WRITTEN INSTRUCTION :: Single out the lines of the material that contain "SIMPSON" and copy them.

RECORDS TO USE ::
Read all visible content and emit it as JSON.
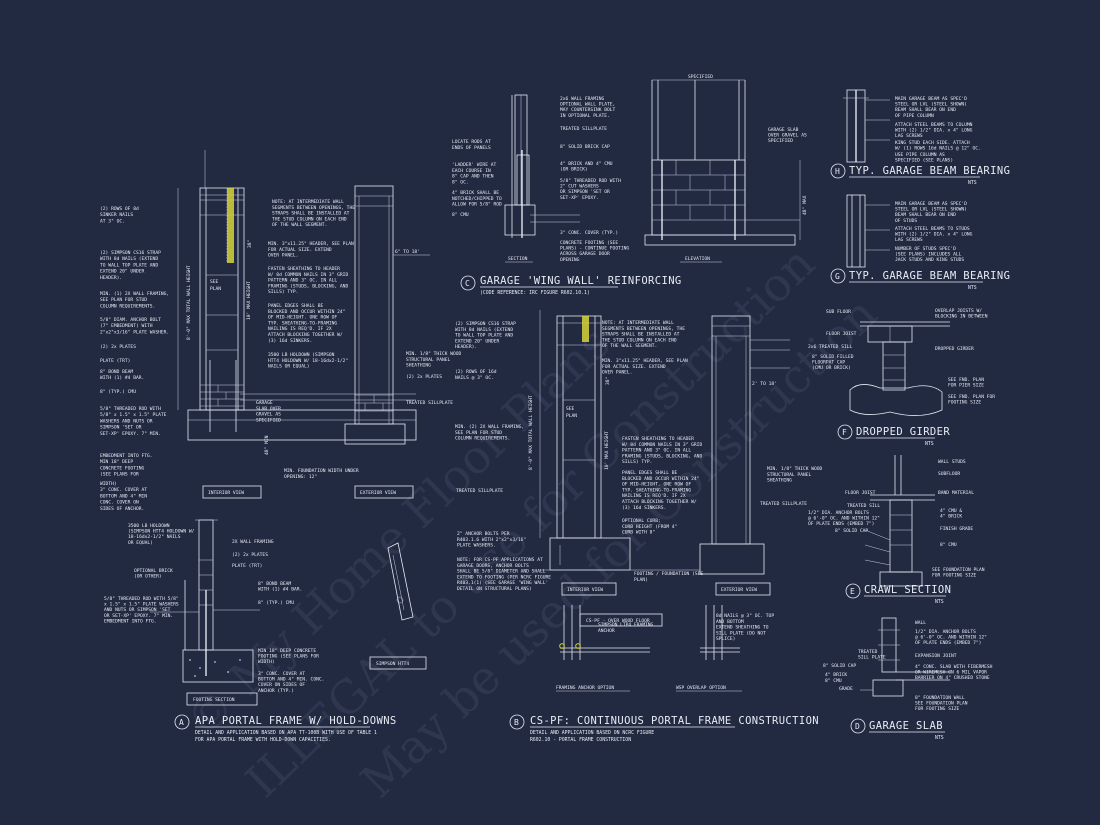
{
  "details": {
    "a": {
      "letter": "A",
      "title": "APA PORTAL FRAME W/ HOLD-DOWNS",
      "note1": "DETAIL AND APPLICATION BASED ON APA TT-100B WITH USE OF TABLE 1",
      "note2": "FOR APA PORTAL FRAME WITH HOLD-DOWN CAPACITIES."
    },
    "b": {
      "letter": "B",
      "title": "CS-PF: CONTINUOUS PORTAL FRAME CONSTRUCTION",
      "note1": "DETAIL AND APPLICATION BASED ON NCRC FIGURE",
      "note2": "R602.10 - PORTAL FRAME CONSTRUCTION"
    },
    "c": {
      "letter": "C",
      "title": "GARAGE 'WING WALL' REINFORCING",
      "note1": "(CODE REFERENCE: IRC FIGURE R602.10.1)"
    },
    "d": {
      "letter": "D",
      "title": "GARAGE SLAB",
      "nts": "NTS"
    },
    "e": {
      "letter": "E",
      "title": "CRAWL SECTION",
      "nts": "NTS"
    },
    "f": {
      "letter": "F",
      "title": "DROPPED GIRDER",
      "nts": "NTS"
    },
    "g": {
      "letter": "G",
      "title": "TYP. GARAGE BEAM BEARING",
      "nts": "NTS"
    },
    "h": {
      "letter": "H",
      "title": "TYP. GARAGE BEAM BEARING",
      "nts": "NTS"
    }
  },
  "view_labels": {
    "interior_a": "INTERIOR VIEW",
    "exterior_a": "EXTERIOR VIEW",
    "footing_section": "FOOTING SECTION",
    "simpson": "SIMPSON HTT4",
    "interior_b": "INTERIOR VIEW",
    "exterior_b": "EXTERIOR VIEW",
    "cspf": "CS-PF - OVER WOOD FLOOR",
    "framing_anchor": "FRAMING ANCHOR OPTION",
    "wsp_overlap": "WSP OVERLAP OPTION",
    "section": "SECTION",
    "elevation": "ELEVATION"
  },
  "notes_a": [
    "(2) ROWS OF 8d",
    "SINKER NAILS",
    "AT 3\" OC.",
    "(2) SIMPSON CS16 STRAP",
    "WITH 8d NAILS (EXTEND",
    "TO WALL TOP PLATE AND",
    "EXTEND 20\" UNDER",
    "HEADER).",
    "MIN. (1) 2X WALL FRAMING,",
    "SEE PLAN FOR STUD",
    "COLUMN REQUIREMENTS.",
    "5/8\" DIAM. ANCHOR BOLT",
    "(7\" EMBEDMENT) WITH",
    "2\"x2\"x3/16\" PLATE WASHER.",
    "(2) 2x PLATES",
    "PLATE (TRT)",
    "8\" BOND BEAM",
    "WITH (1) #4 BAR.",
    "8\" (TYP.) CMU",
    "5/8\" THREADED ROD WITH",
    "5/8\" x 1.5\" x 1.5\" PLATE",
    "WASHERS AND NUTS OR",
    "SIMPSON 'SET OR",
    "SET-XP' EPOXY. 7\" MIN.",
    "EMBEDMENT INTO FTG.",
    "MIN 18\" DEEP",
    "CONCRETE FOOTING",
    "(SEE PLANS FOR",
    "WIDTH)",
    "3\" CONC. COVER AT",
    "BOTTOM AND 4\" MIN",
    "CONC. COVER ON",
    "SIDES OF ANCHOR.",
    "(TYP.)"
  ],
  "notes_a_mid": [
    "NOTE: AT INTERMEDIATE WALL",
    "SEGMENTS BETWEEN OPENINGS, THE",
    "STRAPS SHALL BE INSTALLED AT",
    "THE STUD COLUMN ON EACH END",
    "OF THE WALL SEGMENT.",
    "MIN. 3\"x11.25\" HEADER, SEE PLAN",
    "FOR ACTUAL SIZE. EXTEND",
    "OVER PANEL.",
    "FASTEN SHEATHING TO HEADER",
    "W/ 8d COMMON NAILS IN 3\" GRID",
    "PATTERN AND 3\" OC. IN ALL",
    "FRAMING (STUDS, BLOCKING, AND",
    "SILLS) TYP.",
    "PANEL EDGES SHALL BE",
    "BLOCKED AND OCCUR WITHIN 24\"",
    "OF MID-HEIGHT. ONE ROW OF",
    "TYP. SHEATHING-TO-FRAMING",
    "NAILING IS REQ'D. IF 2X",
    "ATTACH BLOCKING TOGETHER W/",
    "(3) 16d SINKERS.",
    "3500 LB HOLDOWN (SIMPSON",
    "HTT4 HOLDOWN W/ 18-16dx2-1/2\"",
    "NAILS OR EQUAL)",
    "GARAGE",
    "SLAB OVER",
    "GRAVEL AS",
    "SPECIFIED",
    "MIN. 1/8\" THICK WOOD",
    "STRUCTURAL PANEL",
    "SHEATHING",
    "(2) 2x PLATES",
    "TREATED SILLPLATE",
    "MIN. FOUNDATION WIDTH UNDER",
    "OPENING: 12\""
  ],
  "notes_a_footing": [
    "3500 LB HOLDOWN",
    "(SIMPSON HTT4 HOLDOWN W/",
    "18-16dx2-1/2\" NAILS",
    "OR EQUAL)",
    "2X WALL FRAMING",
    "(2) 2x PLATES",
    "PLATE (TRT)",
    "OPTIONAL BRICK",
    "(OR OTHER)",
    "8\" BOND BEAM",
    "WITH (1) #4 BAR.",
    "8\" (TYP.) CMU",
    "5/8\" THREADED ROD WITH 5/8\"",
    "x 1.5\" x 1.5\" PLATE WASHERS",
    "AND NUTS OR SIMPSON 'SET",
    "OR SET-XP' EPOXY. 7\" MIN.",
    "EMBEDMENT INTO FTG.",
    "MIN 18\" DEEP CONCRETE",
    "FOOTING (SEE PLANS FOR",
    "WIDTH)",
    "3\" CONC. COVER AT",
    "BOTTOM AND 4\" MIN. CONC.",
    "COVER ON SIDES OF",
    "ANCHOR (TYP.)"
  ],
  "notes_b": [
    "(2) SIMPSON CS16 STRAP",
    "WITH 8d NAILS (EXTEND",
    "TO WALL TOP PLATE AND",
    "EXTEND 20\" UNDER",
    "HEADER).",
    "NOTE: AT INTERMEDIATE WALL",
    "SEGMENTS BETWEEN OPENINGS, THE",
    "STRAPS SHALL BE INSTALLED AT",
    "THE STUD COLUMN ON EACH END",
    "OF THE WALL SEGMENT.",
    "(2) ROWS OF 16d",
    "NAILS @ 3\" OC.",
    "MIN. 3\"x11.25\" HEADER, SEE PLAN",
    "FOR ACTUAL SIZE. EXTEND",
    "OVER PANEL.",
    "MIN. (2) 2X WALL FRAMING,",
    "SEE PLAN FOR STUD",
    "COLUMN REQUIREMENTS.",
    "FASTEN SHEATHING TO HEADER",
    "W/ 8d COMMON NAILS IN 3\" GRID",
    "PATTERN AND 3\" OC. IN ALL",
    "FRAMING (STUDS, BLOCKING, AND",
    "SILLS) TYP.",
    "PANEL EDGES SHALL BE",
    "BLOCKED AND OCCUR WITHIN 24\"",
    "OF MID-HEIGHT. ONE ROW OF",
    "TYP. SHEATHING-TO-FRAMING",
    "NAILING IS REQ'D. IF 2X",
    "ATTACH BLOCKING TOGETHER W/",
    "(3) 16d SINKERS.",
    "TREATED SILLPLATE",
    "MIN. 1/8\" THICK WOOD",
    "STRUCTURAL PANEL",
    "SHEATHING",
    "TREATED SILLPLATE",
    "OPTIONAL CURB;",
    "CURB HEIGHT (FROM 4\"",
    "CURB WITH 8\"",
    "2\" ANCHOR BOLTS PER",
    "R403.1.6 WITH 2\"x2\"x3/16\"",
    "PLATE WASHERS.",
    "NOTE: FOR CS-PF APPLICATIONS AT",
    "GARAGE DOORS, ANCHOR BOLTS",
    "SHALL BE 5/8\" DIAMETER AND SHALL",
    "EXTEND TO FOOTING (PER NCRC FIGURE",
    "R403.1(1) (SEE GARAGE 'WING WALL'",
    "DETAIL ON STRUCTURAL PLANS)",
    "FOOTING / FOUNDATION (SEE",
    "PLAN)",
    "SIMPSON LTP4 FRAMING",
    "ANCHOR",
    "8d NAILS @ 3\" OC. TOP",
    "AND BOTTOM",
    "EXTEND SHEATHING TO",
    "SILL PLATE (DO NOT",
    "SPLICE)"
  ],
  "notes_c": [
    "LOCATE RODS AT",
    "ENDS OF PANELS",
    "'LADDER' WIRE AT",
    "EACH COURSE IN",
    "8\" CAP AND THEN",
    "8\" OC.",
    "4\" BRICK SHALL BE",
    "NOTCHED/CHIPPED TO",
    "ALLOW FOR 5/8\" ROD",
    "8\" CMU",
    "2x6 WALL FRAMING",
    "OPTIONAL WALL PLATE,",
    "MAY COUNTERSINK BOLT",
    "IN OPTIONAL PLATE.",
    "TREATED SILLPLATE",
    "8\" SOLID BRICK CAP",
    "4\" BRICK AND 4\" CMU",
    "(OR BRICK)",
    "5/8\" THREADED ROD WITH",
    "2\" CUT WASHERS",
    "OR SIMPSON 'SET OR",
    "SET-XP' EPOXY.",
    "3\" CONC. COVER (TYP.)",
    "CONCRETE FOOTING (SEE",
    "PLANS) - CONTINUE FOOTING",
    "ACROSS GARAGE DOOR",
    "OPENING",
    "GARAGE SLAB",
    "OVER GRAVEL AS",
    "SPECIFIED",
    "48\" MAX",
    "48\" MAX"
  ],
  "notes_right": [
    "MAIN GARAGE BEAM AS SPEC'D",
    "STEEL OR LVL (STEEL SHOWN)",
    "BEAM SHALL BEAR ON END",
    "OF PIPE COLUMN",
    "ATTACH STEEL BEAMS TO COLUMN",
    "WITH (2) 1/2\" DIA. x 4\" LONG",
    "LAG SCREWS",
    "KING STUD EACH SIDE. ATTACH",
    "W/ (1) ROWS 16d NAILS @ 12\" OC.",
    "USE PIPE COLUMN AS",
    "SPECIFIED (SEE PLANS)",
    "MAIN GARAGE BEAM AS SPEC'D",
    "STEEL OR LVL (STEEL SHOWN)",
    "BEAM SHALL BEAR ON END",
    "OF STUDS",
    "ATTACH STEEL BEAMS TO STUDS",
    "WITH (2) 1/2\" DIA. x 4\" LONG",
    "LAG SCREWS",
    "NUMBER OF STUDS SPEC'D",
    "(SEE PLANS) INCLUDES ALL",
    "JACK STUDS AND KING STUDS",
    "SUB FLOOR",
    "FLOOR JOIST",
    "2x6 TREATED SILL",
    "8\" SOLID FILLED",
    "FLOORPAT CAP",
    "(CMU OR BRICK)",
    "OVERLAP JOISTS W/",
    "BLOCKING IN BETWEEN",
    "DROPPED GIRDER",
    "SEE FND. PLAN",
    "FOR PIER SIZE",
    "SEE FND. PLAN FOR",
    "FOOTING SIZE",
    "WALL STUDS",
    "SUBFLOOR",
    "FLOOR JOIST",
    "BAND MATERIAL",
    "TREATED SILL",
    "1/2\" DIA. ANCHOR BOLTS",
    "@ 6'-0\" OC. AND WITHIN 12\"",
    "OF PLATE ENDS (EMBED 7\")",
    "8\" SOLID CAP",
    "4\" CMU &",
    "4\" BRICK",
    "FINISH GRADE",
    "8\" CMU",
    "SEE FOUNDATION PLAN",
    "FOR FOOTING SIZE",
    "WALL",
    "1/2\" DIA. ANCHOR BOLTS",
    "@ 6'-0\" OC. AND WITHIN 12\"",
    "OF PLATE ENDS (EMBED 7\")",
    "TREATED",
    "SILL PLATE",
    "EXPANSION JOINT",
    "8\" SOLID CAP",
    "4\" CONC. SLAB WITH FIBERMESH",
    "OR WIREMESH ON 6 MIL VAPOR",
    "BARRIER ON 4\" CRUSHED STONE",
    "4\" BRICK",
    "8\" CMU",
    "GRADE",
    "8\" FOUNDATION WALL",
    "SEE FOUNDATION PLAN",
    "FOR FOOTING SIZE"
  ],
  "dims": {
    "a_height": "8'-0\" MAX TOTAL WALL HEIGHT",
    "a_panel": "10' MAX HEIGHT",
    "a_opening": "18' MAX OPENING",
    "a_38": "38\"",
    "a_min": "48\" MIN",
    "a_see": "SEE",
    "a_plan": "PLAN",
    "a_2to18": "6\" TO 18'",
    "b_height": "8'-0\" MAX TOTAL WALL HEIGHT",
    "b_panel": "10' MAX HEIGHT",
    "b_opening": "18' MAX OPENING",
    "b_38": "38\"",
    "b_see": "SEE",
    "b_plan": "PLAN",
    "b_2to18": "2' TO 18'"
  },
  "watermark": [
    "© My Home Floor Plans",
    "ILLEGAL to use for Construction",
    "May be used for Construction"
  ],
  "colors": {
    "background": "#222a42",
    "linework": "#e4e8f2",
    "highlight": "#d6d43a"
  }
}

WRITTEN ANSWER ::
    "simpson": "SIMPSON HTT4",
    "(2) SIMPSON CS16 STRAP",
    "SIMPSON 'SET OR",
    "3500 LB HOLDOWN (SIMPSON",
    "(SIMPSON HTT4 HOLDOWN W/",
    "AND NUTS OR SIMPSON 'SET",
    "(2) SIMPSON CS16 STRAP",
    "SIMPSON LTP4 FRAMING",
    "OR SIMPSON 'SET OR",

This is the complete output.